● À produire
Pour chacune des entrées ci-dessous, présentez les lignes en liste numérotée, sans reprendre les lignes vides.

● Données à utiliser
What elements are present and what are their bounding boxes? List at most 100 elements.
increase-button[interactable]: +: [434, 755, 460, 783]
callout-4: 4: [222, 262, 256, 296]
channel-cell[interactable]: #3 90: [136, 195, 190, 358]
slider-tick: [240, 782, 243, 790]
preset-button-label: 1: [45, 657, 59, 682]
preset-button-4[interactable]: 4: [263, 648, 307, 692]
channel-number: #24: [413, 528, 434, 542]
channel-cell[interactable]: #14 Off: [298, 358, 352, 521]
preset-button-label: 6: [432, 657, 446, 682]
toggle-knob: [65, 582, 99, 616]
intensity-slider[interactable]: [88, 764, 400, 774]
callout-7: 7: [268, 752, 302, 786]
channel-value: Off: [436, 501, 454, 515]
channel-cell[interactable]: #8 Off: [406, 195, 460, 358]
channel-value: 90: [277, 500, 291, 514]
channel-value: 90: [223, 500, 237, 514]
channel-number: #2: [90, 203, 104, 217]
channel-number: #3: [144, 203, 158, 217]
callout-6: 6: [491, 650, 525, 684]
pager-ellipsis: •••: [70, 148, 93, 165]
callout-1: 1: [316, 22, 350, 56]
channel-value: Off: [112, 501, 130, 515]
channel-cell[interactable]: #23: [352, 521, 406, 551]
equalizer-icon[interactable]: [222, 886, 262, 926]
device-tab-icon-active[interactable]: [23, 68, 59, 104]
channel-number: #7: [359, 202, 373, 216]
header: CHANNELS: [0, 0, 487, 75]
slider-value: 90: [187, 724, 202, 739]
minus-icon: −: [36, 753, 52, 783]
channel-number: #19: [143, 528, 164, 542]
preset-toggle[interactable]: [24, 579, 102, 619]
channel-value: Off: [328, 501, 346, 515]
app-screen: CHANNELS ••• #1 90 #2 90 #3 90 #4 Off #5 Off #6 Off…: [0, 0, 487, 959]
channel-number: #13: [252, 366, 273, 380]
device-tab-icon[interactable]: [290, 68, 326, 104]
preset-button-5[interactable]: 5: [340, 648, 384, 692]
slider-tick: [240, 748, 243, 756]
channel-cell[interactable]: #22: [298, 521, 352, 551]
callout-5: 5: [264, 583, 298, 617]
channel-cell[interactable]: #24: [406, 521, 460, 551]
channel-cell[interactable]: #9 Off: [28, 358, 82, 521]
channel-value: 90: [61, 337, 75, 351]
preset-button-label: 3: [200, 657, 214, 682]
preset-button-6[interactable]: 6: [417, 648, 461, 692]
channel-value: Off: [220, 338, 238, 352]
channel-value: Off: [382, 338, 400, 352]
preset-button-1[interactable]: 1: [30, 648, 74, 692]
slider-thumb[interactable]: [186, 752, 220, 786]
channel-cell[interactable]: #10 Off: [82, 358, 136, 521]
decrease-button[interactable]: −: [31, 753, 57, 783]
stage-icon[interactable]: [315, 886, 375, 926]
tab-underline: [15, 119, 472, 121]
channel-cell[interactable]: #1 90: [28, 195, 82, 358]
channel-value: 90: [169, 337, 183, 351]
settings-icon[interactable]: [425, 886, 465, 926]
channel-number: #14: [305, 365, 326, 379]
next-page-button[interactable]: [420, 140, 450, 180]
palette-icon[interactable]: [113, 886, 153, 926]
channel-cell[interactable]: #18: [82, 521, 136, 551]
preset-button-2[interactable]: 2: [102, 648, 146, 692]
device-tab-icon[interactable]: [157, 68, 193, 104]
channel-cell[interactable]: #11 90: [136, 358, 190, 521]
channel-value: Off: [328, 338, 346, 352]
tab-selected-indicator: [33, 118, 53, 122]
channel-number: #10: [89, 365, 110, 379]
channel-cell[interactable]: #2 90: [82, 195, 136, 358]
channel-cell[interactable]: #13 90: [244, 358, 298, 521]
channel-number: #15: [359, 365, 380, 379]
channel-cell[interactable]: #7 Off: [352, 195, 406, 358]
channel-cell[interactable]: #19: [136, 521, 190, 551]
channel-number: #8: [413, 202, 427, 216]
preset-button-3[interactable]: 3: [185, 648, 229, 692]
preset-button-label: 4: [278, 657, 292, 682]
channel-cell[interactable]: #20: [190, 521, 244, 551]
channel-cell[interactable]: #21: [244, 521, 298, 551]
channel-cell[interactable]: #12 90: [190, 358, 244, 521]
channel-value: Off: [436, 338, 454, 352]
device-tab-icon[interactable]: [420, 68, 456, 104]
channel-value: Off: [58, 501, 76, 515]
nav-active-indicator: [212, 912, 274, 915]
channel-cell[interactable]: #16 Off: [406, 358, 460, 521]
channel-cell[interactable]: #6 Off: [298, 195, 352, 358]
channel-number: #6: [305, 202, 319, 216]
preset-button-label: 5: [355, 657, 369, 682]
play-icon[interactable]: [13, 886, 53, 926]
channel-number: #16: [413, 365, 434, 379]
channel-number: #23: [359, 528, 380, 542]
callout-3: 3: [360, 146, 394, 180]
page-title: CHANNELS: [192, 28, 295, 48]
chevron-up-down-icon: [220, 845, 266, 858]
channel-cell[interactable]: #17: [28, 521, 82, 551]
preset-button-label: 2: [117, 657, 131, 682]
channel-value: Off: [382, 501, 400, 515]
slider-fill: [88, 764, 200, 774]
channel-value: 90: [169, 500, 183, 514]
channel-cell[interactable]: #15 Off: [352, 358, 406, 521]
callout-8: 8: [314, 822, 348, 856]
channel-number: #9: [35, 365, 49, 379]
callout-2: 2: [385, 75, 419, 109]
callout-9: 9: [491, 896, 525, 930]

● Résultat obtenu
1. What elements are present and what are their bounding boxes? List at most 100 elements.
2. increase-button[interactable]: +: [434, 755, 460, 783]
3. callout-4: 4: [222, 262, 256, 296]
4. channel-cell[interactable]: #3 90: [136, 195, 190, 358]
5. slider-tick: [240, 782, 243, 790]
6. preset-button-label: 1: [45, 657, 59, 682]
7. preset-button-4[interactable]: 4: [263, 648, 307, 692]
8. channel-number: #24: [413, 528, 434, 542]
9. channel-cell[interactable]: #14 Off: [298, 358, 352, 521]
10. preset-button-label: 6: [432, 657, 446, 682]
11. toggle-knob: [65, 582, 99, 616]
12. intensity-slider[interactable]: [88, 764, 400, 774]
13. callout-7: 7: [268, 752, 302, 786]
14. channel-value: Off: [436, 501, 454, 515]
15. channel-cell[interactable]: #8 Off: [406, 195, 460, 358]
16. channel-value: 90: [277, 500, 291, 514]
17. channel-value: 90: [223, 500, 237, 514]
18. channel-number: #2: [90, 203, 104, 217]
19. channel-number: #3: [144, 203, 158, 217]
20. callout-6: 6: [491, 650, 525, 684]
21. pager-ellipsis: •••: [70, 148, 93, 165]
22. callout-1: 1: [316, 22, 350, 56]
23. channel-value: Off: [112, 501, 130, 515]
24. channel-cell[interactable]: #23: [352, 521, 406, 551]
25. equalizer-icon[interactable]: [222, 886, 262, 926]
26. device-tab-icon-active[interactable]: [23, 68, 59, 104]
27. channel-number: #7: [359, 202, 373, 216]
28. header: CHANNELS: [0, 0, 487, 75]
29. slider-value: 90: [187, 724, 202, 739]
30. minus-icon: −: [36, 753, 52, 783]
31. channel-number: #19: [143, 528, 164, 542]
32. preset-toggle[interactable]: [24, 579, 102, 619]
33. channel-value: Off: [328, 501, 346, 515]
34. app-screen: CHANNELS ••• #1 90 #2 90 #3 90 #4 Off #5 Off #6 Off…: [0, 0, 487, 959]
35. channel-number: #13: [252, 366, 273, 380]
36. device-tab-icon[interactable]: [290, 68, 326, 104]
37. preset-button-5[interactable]: 5: [340, 648, 384, 692]
38. slider-tick: [240, 748, 243, 756]
39. channel-cell[interactable]: #22: [298, 521, 352, 551]
40. callout-5: 5: [264, 583, 298, 617]
41. channel-cell[interactable]: #24: [406, 521, 460, 551]
42. channel-cell[interactable]: #9 Off: [28, 358, 82, 521]
43. channel-value: 90: [61, 337, 75, 351]
44. preset-button-label: 3: [200, 657, 214, 682]
45. preset-button-6[interactable]: 6: [417, 648, 461, 692]
46. channel-value: Off: [220, 338, 238, 352]
47. channel-value: Off: [382, 338, 400, 352]
48. preset-button-1[interactable]: 1: [30, 648, 74, 692]
49. slider-thumb[interactable]: [186, 752, 220, 786]
50. channel-cell[interactable]: #10 Off: [82, 358, 136, 521]
51. decrease-button[interactable]: −: [31, 753, 57, 783]
52. stage-icon[interactable]: [315, 886, 375, 926]
53. tab-underline: [15, 119, 472, 121]
54. channel-cell[interactable]: #1 90: [28, 195, 82, 358]
55. channel-value: 90: [169, 337, 183, 351]
56. settings-icon[interactable]: [425, 886, 465, 926]
57. channel-number: #14: [305, 365, 326, 379]
58. next-page-button[interactable]: [420, 140, 450, 180]
59. palette-icon[interactable]: [113, 886, 153, 926]
60. channel-cell[interactable]: #18: [82, 521, 136, 551]
61. preset-button-2[interactable]: 2: [102, 648, 146, 692]
62. device-tab-icon[interactable]: [157, 68, 193, 104]
63. channel-cell[interactable]: #11 90: [136, 358, 190, 521]
64. channel-value: Off: [328, 338, 346, 352]
65. tab-selected-indicator: [33, 118, 53, 122]
66. channel-number: #10: [89, 365, 110, 379]
67. channel-cell[interactable]: #2 90: [82, 195, 136, 358]
68. channel-cell[interactable]: #13 90: [244, 358, 298, 521]
69. channel-number: #15: [359, 365, 380, 379]
70. channel-cell[interactable]: #7 Off: [352, 195, 406, 358]
71. channel-cell[interactable]: #19: [136, 521, 190, 551]
72. channel-number: #8: [413, 202, 427, 216]
73. preset-button-3[interactable]: 3: [185, 648, 229, 692]
74. preset-button-label: 4: [278, 657, 292, 682]
75. channel-cell[interactable]: #20: [190, 521, 244, 551]
76. channel-cell[interactable]: #21: [244, 521, 298, 551]
77. channel-cell[interactable]: #12 90: [190, 358, 244, 521]
78. channel-value: Off: [436, 338, 454, 352]
79. device-tab-icon[interactable]: [420, 68, 456, 104]
80. channel-value: Off: [58, 501, 76, 515]
81. nav-active-indicator: [212, 912, 274, 915]
82. channel-cell[interactable]: #16 Off: [406, 358, 460, 521]
83. channel-cell[interactable]: #6 Off: [298, 195, 352, 358]
84. channel-number: #6: [305, 202, 319, 216]
85. preset-button-label: 5: [355, 657, 369, 682]
86. play-icon[interactable]: [13, 886, 53, 926]
87. channel-number: #16: [413, 365, 434, 379]
88. channel-number: #23: [359, 528, 380, 542]
89. callout-3: 3: [360, 146, 394, 180]
90. page-title: CHANNELS: [192, 28, 295, 48]
91. chevron-up-down-icon: [220, 845, 266, 858]
92. channel-cell[interactable]: #17: [28, 521, 82, 551]
93. preset-button-label: 2: [117, 657, 131, 682]
94. channel-value: Off: [382, 501, 400, 515]
95. slider-fill: [88, 764, 200, 774]
96. channel-value: 90: [169, 500, 183, 514]
97. channel-cell[interactable]: #15 Off: [352, 358, 406, 521]
98. callout-8: 8: [314, 822, 348, 856]
99. channel-number: #9: [35, 365, 49, 379]
100. callout-2: 2: [385, 75, 419, 109]
101. callout-9: 9: [491, 896, 525, 930]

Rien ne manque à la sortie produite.